• [Written request]: In how many lines of the data does the word "Gyorsmenü" appear? Give the number by itself.

• [Listed records]:
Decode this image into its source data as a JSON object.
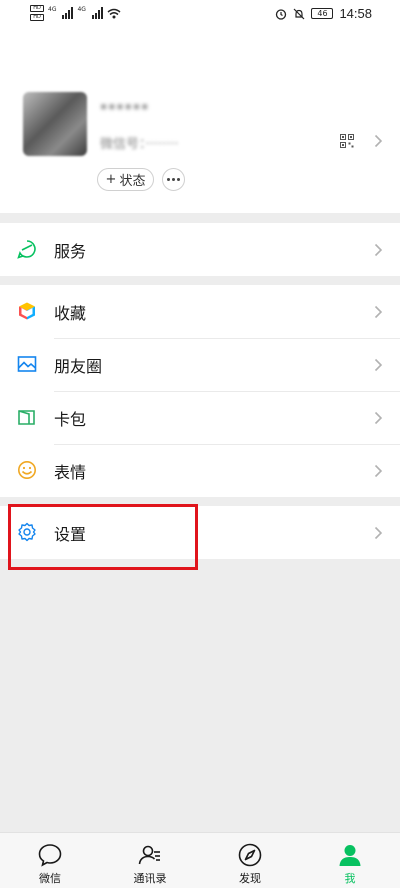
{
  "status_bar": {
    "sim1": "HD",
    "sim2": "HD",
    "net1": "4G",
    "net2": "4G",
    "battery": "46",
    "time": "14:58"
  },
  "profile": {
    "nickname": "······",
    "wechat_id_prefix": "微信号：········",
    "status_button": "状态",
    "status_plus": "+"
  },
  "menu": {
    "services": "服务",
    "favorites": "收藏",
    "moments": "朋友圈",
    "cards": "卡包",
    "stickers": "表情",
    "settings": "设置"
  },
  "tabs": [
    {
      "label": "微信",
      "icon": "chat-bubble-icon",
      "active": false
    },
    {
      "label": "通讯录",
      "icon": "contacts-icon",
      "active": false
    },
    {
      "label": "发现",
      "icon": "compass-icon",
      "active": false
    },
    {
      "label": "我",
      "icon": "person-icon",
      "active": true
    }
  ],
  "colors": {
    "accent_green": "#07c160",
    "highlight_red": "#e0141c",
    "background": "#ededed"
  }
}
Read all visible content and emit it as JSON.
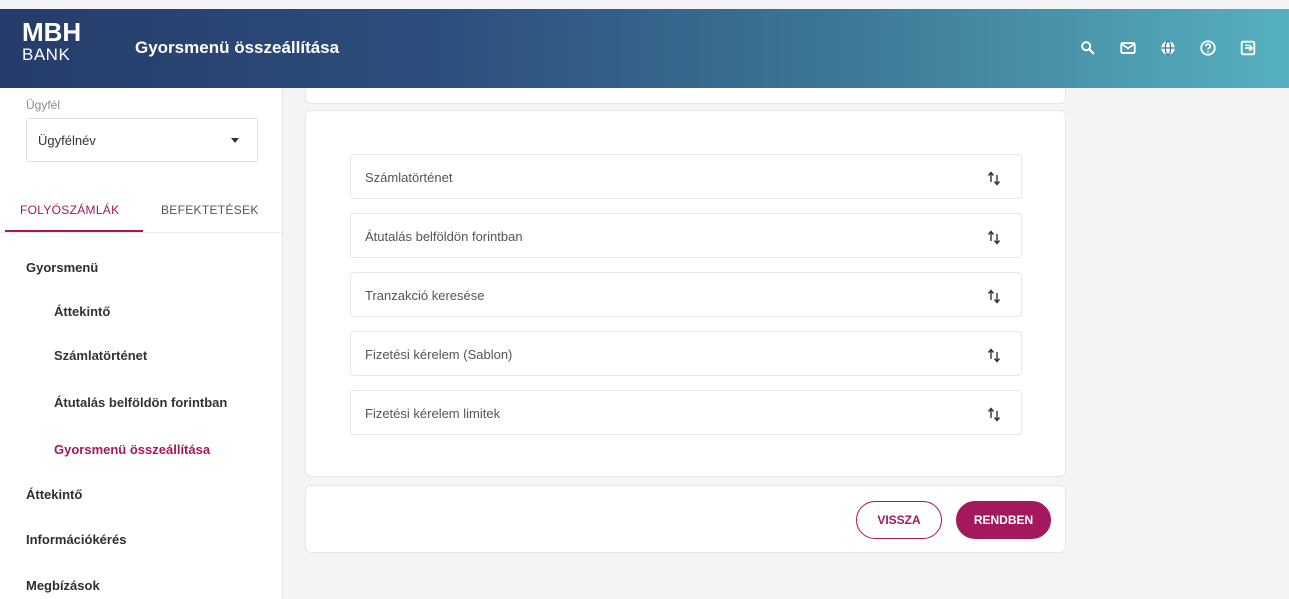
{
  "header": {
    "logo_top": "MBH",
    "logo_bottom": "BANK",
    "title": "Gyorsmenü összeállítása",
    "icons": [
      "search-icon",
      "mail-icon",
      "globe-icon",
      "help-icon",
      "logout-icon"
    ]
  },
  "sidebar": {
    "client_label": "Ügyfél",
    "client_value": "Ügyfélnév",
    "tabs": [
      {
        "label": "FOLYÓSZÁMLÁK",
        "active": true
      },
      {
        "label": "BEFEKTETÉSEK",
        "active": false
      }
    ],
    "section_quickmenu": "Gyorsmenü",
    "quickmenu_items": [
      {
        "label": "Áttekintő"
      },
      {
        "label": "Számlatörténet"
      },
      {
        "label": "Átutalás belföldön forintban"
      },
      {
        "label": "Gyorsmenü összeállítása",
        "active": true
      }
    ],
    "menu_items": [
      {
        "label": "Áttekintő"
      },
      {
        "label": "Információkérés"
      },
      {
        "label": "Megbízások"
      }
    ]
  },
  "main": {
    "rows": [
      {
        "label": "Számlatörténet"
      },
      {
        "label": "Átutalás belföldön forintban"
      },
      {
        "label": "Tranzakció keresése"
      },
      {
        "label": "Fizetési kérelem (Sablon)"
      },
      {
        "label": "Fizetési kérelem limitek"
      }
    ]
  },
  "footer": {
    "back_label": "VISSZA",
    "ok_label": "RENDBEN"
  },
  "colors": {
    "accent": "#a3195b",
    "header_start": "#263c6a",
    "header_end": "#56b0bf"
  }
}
---
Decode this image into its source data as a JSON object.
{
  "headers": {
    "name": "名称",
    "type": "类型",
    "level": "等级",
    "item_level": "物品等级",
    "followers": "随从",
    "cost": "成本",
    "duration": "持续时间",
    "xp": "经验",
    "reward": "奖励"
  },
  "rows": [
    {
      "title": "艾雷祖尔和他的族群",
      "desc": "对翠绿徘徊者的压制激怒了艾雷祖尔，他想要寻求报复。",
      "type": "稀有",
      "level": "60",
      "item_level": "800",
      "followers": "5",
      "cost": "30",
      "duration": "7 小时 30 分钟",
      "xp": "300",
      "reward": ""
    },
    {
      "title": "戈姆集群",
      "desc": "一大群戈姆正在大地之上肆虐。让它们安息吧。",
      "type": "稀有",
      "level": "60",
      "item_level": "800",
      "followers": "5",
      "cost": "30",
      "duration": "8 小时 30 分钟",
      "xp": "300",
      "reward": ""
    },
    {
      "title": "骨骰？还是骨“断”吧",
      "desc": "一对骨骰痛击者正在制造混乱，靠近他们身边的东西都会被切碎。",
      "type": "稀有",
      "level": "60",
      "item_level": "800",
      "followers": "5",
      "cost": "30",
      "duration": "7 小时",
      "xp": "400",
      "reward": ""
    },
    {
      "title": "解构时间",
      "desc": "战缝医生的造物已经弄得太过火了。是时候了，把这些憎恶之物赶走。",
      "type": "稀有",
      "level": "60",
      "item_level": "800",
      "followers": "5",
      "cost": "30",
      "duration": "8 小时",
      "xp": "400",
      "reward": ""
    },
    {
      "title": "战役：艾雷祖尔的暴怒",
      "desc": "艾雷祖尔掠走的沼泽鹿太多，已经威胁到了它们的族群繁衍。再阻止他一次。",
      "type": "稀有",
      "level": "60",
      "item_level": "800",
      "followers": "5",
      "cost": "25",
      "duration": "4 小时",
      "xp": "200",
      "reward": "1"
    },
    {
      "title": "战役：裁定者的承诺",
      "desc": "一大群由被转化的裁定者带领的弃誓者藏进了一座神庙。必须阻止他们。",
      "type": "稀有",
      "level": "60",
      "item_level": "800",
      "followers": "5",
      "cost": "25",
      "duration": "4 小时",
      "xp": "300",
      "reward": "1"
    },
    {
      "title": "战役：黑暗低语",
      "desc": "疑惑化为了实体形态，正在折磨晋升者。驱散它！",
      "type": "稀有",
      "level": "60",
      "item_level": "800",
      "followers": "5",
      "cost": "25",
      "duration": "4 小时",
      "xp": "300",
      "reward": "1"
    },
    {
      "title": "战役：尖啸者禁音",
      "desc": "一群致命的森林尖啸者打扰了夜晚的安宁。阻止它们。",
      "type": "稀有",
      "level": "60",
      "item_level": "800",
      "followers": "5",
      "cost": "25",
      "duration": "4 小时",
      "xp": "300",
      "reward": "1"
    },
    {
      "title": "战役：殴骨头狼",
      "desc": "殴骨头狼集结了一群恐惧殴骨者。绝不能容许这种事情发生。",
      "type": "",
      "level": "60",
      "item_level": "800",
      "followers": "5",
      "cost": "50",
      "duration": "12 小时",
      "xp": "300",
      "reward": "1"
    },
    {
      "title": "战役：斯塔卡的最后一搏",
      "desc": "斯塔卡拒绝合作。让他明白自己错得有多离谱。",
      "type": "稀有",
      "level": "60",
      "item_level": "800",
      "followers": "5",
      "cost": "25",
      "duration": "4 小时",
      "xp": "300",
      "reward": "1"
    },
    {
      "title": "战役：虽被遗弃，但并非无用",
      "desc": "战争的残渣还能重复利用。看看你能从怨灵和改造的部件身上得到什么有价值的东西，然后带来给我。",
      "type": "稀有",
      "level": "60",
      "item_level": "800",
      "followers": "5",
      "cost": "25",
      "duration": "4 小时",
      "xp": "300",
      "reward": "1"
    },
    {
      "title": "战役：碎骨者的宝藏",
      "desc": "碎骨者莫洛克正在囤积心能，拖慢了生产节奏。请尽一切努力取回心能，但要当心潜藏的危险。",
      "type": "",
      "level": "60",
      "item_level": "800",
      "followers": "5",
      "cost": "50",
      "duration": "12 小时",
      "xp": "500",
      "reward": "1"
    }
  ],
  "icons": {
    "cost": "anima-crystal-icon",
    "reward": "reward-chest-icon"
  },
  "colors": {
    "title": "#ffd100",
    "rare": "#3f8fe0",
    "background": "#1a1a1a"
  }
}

• [Answer to the exercise]: 3